-- Begin GIVEN ENTRIES --
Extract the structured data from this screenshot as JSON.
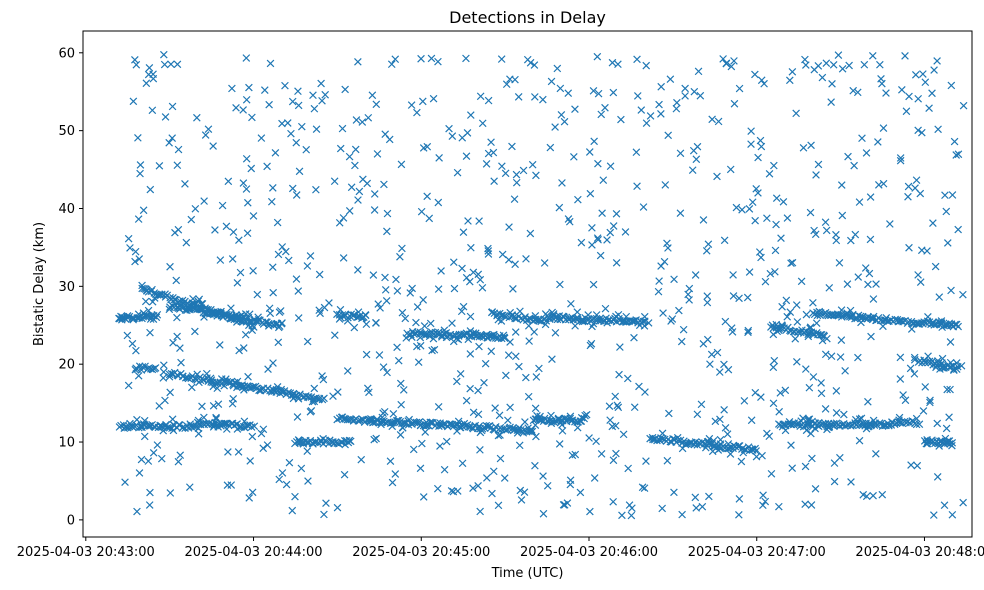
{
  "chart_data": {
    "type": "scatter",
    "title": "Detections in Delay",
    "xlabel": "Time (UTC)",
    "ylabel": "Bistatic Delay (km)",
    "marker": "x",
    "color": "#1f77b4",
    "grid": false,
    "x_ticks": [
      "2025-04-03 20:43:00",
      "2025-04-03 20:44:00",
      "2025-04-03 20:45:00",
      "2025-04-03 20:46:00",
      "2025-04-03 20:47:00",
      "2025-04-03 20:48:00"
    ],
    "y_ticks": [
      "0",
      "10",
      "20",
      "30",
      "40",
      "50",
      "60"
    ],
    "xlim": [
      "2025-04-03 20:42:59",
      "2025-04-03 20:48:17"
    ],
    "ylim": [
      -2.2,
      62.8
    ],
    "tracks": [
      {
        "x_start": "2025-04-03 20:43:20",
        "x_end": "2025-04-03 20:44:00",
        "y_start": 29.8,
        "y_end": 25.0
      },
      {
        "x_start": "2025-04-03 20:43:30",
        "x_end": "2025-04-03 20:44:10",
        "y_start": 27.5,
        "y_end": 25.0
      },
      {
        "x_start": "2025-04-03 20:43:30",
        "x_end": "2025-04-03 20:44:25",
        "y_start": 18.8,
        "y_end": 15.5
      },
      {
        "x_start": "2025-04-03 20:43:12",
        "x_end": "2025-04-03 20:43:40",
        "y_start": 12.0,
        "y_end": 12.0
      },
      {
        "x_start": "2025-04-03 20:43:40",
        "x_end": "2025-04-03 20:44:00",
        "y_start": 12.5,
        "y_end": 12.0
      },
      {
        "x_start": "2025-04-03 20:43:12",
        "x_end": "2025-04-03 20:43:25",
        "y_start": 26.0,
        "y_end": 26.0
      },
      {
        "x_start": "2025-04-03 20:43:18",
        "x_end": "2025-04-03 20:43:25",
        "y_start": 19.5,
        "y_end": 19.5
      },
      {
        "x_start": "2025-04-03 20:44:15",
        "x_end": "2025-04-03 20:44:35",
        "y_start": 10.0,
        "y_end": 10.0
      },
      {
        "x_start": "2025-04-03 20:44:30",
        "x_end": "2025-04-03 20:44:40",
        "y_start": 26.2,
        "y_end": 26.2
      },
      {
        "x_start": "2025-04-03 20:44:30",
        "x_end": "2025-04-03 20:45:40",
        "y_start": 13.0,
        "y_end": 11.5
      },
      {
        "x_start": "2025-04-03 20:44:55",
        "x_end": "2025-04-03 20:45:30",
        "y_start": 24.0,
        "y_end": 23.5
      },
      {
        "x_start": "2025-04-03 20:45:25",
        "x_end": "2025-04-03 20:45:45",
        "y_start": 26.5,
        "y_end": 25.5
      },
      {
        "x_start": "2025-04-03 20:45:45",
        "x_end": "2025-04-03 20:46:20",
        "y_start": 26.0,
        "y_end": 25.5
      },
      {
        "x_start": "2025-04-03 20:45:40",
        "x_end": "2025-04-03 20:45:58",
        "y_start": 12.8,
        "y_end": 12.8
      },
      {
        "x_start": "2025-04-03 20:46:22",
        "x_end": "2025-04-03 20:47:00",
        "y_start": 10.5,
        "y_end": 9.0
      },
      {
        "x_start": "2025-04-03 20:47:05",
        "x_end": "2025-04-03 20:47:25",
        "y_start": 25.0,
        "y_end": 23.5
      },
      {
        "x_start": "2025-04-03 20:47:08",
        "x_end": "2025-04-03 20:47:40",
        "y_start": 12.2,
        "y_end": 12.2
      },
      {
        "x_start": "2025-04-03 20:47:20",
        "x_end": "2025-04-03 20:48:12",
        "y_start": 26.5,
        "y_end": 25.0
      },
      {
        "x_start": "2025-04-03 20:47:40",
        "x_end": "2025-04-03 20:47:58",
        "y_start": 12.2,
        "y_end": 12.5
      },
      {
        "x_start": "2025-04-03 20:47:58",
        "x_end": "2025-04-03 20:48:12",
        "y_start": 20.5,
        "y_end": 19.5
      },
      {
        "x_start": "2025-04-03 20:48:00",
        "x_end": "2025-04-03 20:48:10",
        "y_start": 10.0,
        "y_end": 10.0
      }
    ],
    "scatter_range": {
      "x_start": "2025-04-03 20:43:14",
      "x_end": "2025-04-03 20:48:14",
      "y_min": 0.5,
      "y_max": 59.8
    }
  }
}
-- End GIVEN ENTRIES --
-- Begin GIVEN ENTRIES --
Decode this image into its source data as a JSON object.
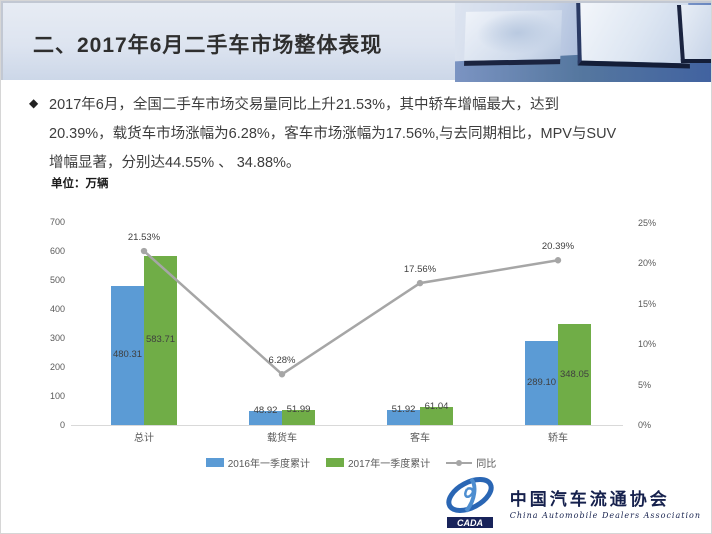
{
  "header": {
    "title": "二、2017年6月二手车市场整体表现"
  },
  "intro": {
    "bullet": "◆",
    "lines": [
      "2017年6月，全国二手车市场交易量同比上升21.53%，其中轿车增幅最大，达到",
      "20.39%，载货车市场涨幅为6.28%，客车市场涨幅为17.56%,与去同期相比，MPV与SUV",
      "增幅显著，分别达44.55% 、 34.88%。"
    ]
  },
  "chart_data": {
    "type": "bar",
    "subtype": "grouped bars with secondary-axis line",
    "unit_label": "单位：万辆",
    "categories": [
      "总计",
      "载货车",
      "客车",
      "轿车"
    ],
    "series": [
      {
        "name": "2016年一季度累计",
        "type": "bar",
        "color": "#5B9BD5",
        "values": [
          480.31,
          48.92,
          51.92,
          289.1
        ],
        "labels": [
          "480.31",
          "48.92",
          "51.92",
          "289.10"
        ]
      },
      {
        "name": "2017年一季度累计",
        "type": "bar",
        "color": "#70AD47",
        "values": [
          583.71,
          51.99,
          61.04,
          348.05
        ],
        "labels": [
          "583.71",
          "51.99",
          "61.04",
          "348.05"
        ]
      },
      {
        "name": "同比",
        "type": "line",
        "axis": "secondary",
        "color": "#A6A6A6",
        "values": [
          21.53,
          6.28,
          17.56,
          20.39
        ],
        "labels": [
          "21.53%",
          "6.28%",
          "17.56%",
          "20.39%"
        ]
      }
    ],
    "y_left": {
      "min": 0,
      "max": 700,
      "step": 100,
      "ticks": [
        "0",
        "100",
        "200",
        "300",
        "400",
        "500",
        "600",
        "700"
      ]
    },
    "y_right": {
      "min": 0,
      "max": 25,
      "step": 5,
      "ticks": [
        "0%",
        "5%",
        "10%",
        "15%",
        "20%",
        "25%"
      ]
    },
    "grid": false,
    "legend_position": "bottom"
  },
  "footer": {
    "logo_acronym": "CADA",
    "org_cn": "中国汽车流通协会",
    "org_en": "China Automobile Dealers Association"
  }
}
-- End GIVEN ENTRIES --
* [WHAT YOU NEED TO DO]:
Scan the listing above. Collect all lines with the word "Delay".

* [FULL SOLUTION]:
    "title": "Detections in Delay",
    "ylabel": "Bistatic Delay (km)",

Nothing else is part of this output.